Report each line of the data that has "accent" somewhere in it.

* **Data for this exercise**:

§ §

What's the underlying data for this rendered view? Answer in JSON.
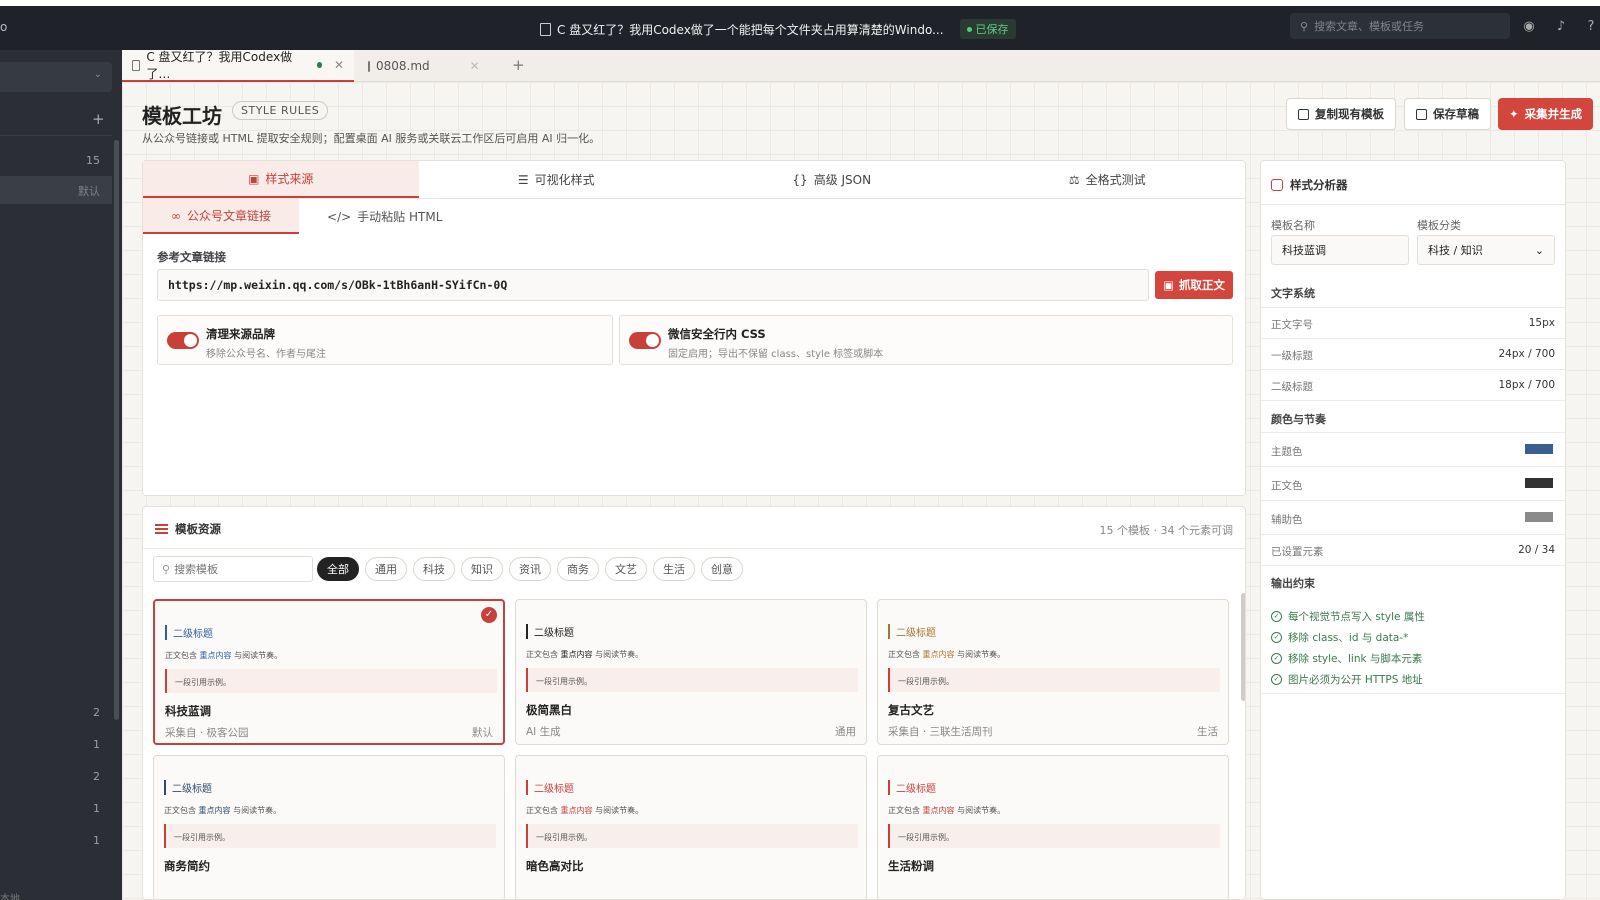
{
  "window": {
    "left_text": "o",
    "doc_title": "C 盘又红了？我用Codex做了一个能把每个文件夹占用算清楚的Windo...",
    "saved": "已保存",
    "search_placeholder": "搜索文章、模板或任务"
  },
  "sidebar": {
    "counts": [
      "15"
    ],
    "default_label": "默认",
    "item_counts": [
      "2",
      "1",
      "2",
      "1",
      "1"
    ],
    "footer": "本地"
  },
  "file_tabs": [
    {
      "label": "C 盘又红了？我用Codex做了…",
      "active": true
    },
    {
      "label": "0808.md",
      "active": false
    }
  ],
  "page": {
    "title": "模板工坊",
    "badge": "STYLE RULES",
    "subtitle": "从公众号链接或 HTML 提取安全规则；配置桌面 AI 服务或关联云工作区后可启用 AI 归一化。",
    "buttons": {
      "copy": "复制现有模板",
      "save": "保存草稿",
      "generate": "采集并生成"
    }
  },
  "source": {
    "tabs": [
      "样式来源",
      "可视化样式",
      "高级 JSON",
      "全格式测试"
    ],
    "subtabs": [
      "公众号文章链接",
      "手动粘贴 HTML"
    ],
    "url_label": "参考文章链接",
    "url_value": "https://mp.weixin.qq.com/s/OBk-1tBh6anH-SYifCn-0Q",
    "fetch_label": "抓取正文",
    "toggles": [
      {
        "title": "清理来源品牌",
        "desc": "移除公众号名、作者与尾注"
      },
      {
        "title": "微信安全行内 CSS",
        "desc": "固定启用；导出不保留 class、style 标签或脚本"
      }
    ]
  },
  "resources": {
    "title": "模板资源",
    "count": "15 个模板 · 34 个元素可调",
    "search_placeholder": "搜索模板",
    "chips": [
      "全部",
      "通用",
      "科技",
      "知识",
      "资讯",
      "商务",
      "文艺",
      "生活",
      "创意"
    ],
    "preview": {
      "h2": "二级标题",
      "para_before": "正文包含",
      "para_hl": "重点内容",
      "para_after": "与阅读节奏。",
      "quote": "一段引用示例。"
    },
    "cards": [
      {
        "name": "科技蓝调",
        "meta": "采集自 · 极客公园",
        "tag": "默认",
        "accent": "#2f5fa8"
      },
      {
        "name": "极简黑白",
        "meta": "AI 生成",
        "tag": "通用",
        "accent": "#222222"
      },
      {
        "name": "复古文艺",
        "meta": "采集自 · 三联生活周刊",
        "tag": "生活",
        "accent": "#a8742f"
      },
      {
        "name": "商务简约",
        "meta": "",
        "tag": "",
        "accent": "#2f4a6a"
      },
      {
        "name": "暗色高对比",
        "meta": "",
        "tag": "",
        "accent": "#c9403a"
      },
      {
        "name": "生活粉调",
        "meta": "",
        "tag": "",
        "accent": "#c9403a"
      }
    ]
  },
  "analyzer": {
    "title": "样式分析器",
    "name_label": "模板名称",
    "name_value": "科技蓝调",
    "category_label": "模板分类",
    "category_value": "科技 / 知识",
    "text_system": "文字系统",
    "rows_text": [
      {
        "k": "正文字号",
        "v": "15px"
      },
      {
        "k": "一级标题",
        "v": "24px / 700"
      },
      {
        "k": "二级标题",
        "v": "18px / 700"
      }
    ],
    "color_rhythm": "颜色与节奏",
    "rows_color": [
      {
        "k": "主题色",
        "color": "#3a5f8f"
      },
      {
        "k": "正文色",
        "color": "#333333"
      },
      {
        "k": "辅助色",
        "color": "#8a8a8a"
      }
    ],
    "set_elements_label": "已设置元素",
    "set_elements_value": "20 / 34",
    "output_label": "输出约束",
    "constraints": [
      "每个视觉节点写入 style 属性",
      "移除 class、id 与 data-*",
      "移除 style、link 与脚本元素",
      "图片必须为公开 HTTPS 地址"
    ]
  },
  "colors": {
    "accent": "#c9403a",
    "titlebar": "#1f2228",
    "sidebar": "#2b2e35",
    "saved_green": "#4cd07d"
  }
}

§ §

* **Correct result**:
        "accent": "#2f5fa8"
        "accent": "#222222"
        "accent": "#a8742f"
        "accent": "#2f4a6a"
        "accent": "#c9403a"
        "accent": "#c9403a"
    "accent": "#c9403a",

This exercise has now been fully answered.